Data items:
====

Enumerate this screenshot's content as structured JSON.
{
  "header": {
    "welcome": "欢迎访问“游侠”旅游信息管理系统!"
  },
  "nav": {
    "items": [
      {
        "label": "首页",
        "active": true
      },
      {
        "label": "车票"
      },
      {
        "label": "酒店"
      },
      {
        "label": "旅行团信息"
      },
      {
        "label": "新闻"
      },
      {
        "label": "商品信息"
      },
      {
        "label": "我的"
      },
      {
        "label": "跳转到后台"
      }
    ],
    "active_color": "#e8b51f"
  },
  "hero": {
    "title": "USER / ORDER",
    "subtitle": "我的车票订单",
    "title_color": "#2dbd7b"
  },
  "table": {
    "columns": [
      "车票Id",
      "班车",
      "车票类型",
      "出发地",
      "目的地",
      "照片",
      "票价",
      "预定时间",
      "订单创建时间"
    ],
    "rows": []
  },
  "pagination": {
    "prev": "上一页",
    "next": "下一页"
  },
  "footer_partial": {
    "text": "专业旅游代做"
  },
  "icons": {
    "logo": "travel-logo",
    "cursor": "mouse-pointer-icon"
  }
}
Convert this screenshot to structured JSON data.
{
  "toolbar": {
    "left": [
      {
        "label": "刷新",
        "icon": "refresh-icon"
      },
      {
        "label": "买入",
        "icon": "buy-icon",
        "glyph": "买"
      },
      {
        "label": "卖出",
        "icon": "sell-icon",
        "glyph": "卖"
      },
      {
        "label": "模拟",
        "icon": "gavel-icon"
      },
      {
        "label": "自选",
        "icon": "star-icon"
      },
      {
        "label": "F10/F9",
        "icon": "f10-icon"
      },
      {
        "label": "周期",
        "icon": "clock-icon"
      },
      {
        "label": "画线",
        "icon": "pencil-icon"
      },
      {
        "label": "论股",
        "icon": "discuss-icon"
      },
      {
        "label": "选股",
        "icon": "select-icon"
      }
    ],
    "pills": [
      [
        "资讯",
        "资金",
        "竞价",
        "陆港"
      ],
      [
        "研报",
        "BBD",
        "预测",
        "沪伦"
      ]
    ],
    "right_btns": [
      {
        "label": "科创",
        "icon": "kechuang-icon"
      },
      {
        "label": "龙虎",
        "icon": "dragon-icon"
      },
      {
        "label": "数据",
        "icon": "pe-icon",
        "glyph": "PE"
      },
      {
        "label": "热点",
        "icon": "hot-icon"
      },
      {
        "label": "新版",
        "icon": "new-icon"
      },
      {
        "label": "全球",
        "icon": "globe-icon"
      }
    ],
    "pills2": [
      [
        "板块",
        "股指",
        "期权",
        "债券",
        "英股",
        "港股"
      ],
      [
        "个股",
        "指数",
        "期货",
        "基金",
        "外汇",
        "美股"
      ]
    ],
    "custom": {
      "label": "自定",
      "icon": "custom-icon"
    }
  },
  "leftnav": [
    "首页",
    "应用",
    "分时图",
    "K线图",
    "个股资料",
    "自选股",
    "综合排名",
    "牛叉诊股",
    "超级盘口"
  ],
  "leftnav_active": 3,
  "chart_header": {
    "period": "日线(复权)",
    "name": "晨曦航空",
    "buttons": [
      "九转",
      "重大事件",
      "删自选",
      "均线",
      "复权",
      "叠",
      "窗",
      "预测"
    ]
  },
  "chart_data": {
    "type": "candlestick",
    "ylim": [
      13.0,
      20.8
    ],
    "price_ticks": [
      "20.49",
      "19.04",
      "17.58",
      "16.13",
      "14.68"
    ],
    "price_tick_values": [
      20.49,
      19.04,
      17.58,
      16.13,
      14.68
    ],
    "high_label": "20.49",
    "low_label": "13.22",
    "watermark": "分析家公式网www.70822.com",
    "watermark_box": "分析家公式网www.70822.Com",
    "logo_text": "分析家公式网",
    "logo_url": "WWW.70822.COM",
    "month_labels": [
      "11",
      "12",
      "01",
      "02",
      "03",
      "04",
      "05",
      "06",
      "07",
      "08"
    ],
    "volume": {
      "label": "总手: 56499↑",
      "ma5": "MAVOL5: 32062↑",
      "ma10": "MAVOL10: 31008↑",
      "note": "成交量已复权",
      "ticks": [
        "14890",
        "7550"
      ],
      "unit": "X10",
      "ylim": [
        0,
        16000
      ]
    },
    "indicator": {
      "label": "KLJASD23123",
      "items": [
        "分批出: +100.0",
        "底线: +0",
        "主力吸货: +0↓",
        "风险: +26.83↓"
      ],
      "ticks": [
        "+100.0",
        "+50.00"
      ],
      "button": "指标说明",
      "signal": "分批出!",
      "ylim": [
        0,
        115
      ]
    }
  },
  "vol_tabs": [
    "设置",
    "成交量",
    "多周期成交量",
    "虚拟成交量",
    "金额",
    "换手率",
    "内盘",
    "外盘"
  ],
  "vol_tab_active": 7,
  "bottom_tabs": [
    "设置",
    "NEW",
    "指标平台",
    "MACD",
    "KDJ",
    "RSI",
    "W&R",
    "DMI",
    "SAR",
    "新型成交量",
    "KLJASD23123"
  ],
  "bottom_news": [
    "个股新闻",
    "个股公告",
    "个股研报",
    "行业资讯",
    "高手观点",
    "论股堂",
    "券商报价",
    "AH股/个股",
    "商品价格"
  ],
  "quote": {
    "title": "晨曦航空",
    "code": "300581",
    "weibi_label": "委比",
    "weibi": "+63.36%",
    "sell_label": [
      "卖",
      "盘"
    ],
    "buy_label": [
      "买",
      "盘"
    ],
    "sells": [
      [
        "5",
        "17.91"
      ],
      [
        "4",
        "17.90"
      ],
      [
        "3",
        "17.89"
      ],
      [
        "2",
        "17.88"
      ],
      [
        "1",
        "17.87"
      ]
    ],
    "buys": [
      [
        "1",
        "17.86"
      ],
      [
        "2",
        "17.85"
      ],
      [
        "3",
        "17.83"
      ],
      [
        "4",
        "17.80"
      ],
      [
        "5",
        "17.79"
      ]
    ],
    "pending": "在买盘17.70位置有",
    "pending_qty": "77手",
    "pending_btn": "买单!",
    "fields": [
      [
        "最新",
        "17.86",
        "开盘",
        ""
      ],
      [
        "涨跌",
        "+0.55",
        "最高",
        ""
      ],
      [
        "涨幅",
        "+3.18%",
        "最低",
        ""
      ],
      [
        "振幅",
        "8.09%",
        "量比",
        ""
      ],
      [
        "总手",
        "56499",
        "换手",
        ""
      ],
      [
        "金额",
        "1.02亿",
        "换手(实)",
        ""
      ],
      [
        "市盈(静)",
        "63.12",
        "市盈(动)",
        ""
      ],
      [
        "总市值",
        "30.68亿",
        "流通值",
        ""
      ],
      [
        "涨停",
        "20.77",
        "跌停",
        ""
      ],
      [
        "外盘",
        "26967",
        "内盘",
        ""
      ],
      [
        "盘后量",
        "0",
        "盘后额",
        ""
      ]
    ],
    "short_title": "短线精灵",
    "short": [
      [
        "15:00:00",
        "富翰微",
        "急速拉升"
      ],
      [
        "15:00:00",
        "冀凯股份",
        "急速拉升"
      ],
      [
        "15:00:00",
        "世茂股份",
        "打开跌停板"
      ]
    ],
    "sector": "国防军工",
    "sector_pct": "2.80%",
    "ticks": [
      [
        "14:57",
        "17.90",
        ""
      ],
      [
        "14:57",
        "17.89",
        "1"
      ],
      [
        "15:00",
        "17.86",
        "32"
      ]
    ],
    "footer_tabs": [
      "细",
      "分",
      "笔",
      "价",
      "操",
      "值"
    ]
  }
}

====

EXERCISE DETAILS: Search the material above for "structured". Pull out each line where it shows up.

RESPONSE:
Enumerate this screenshot's content as structured JSON.
Convert this screenshot to structured JSON data.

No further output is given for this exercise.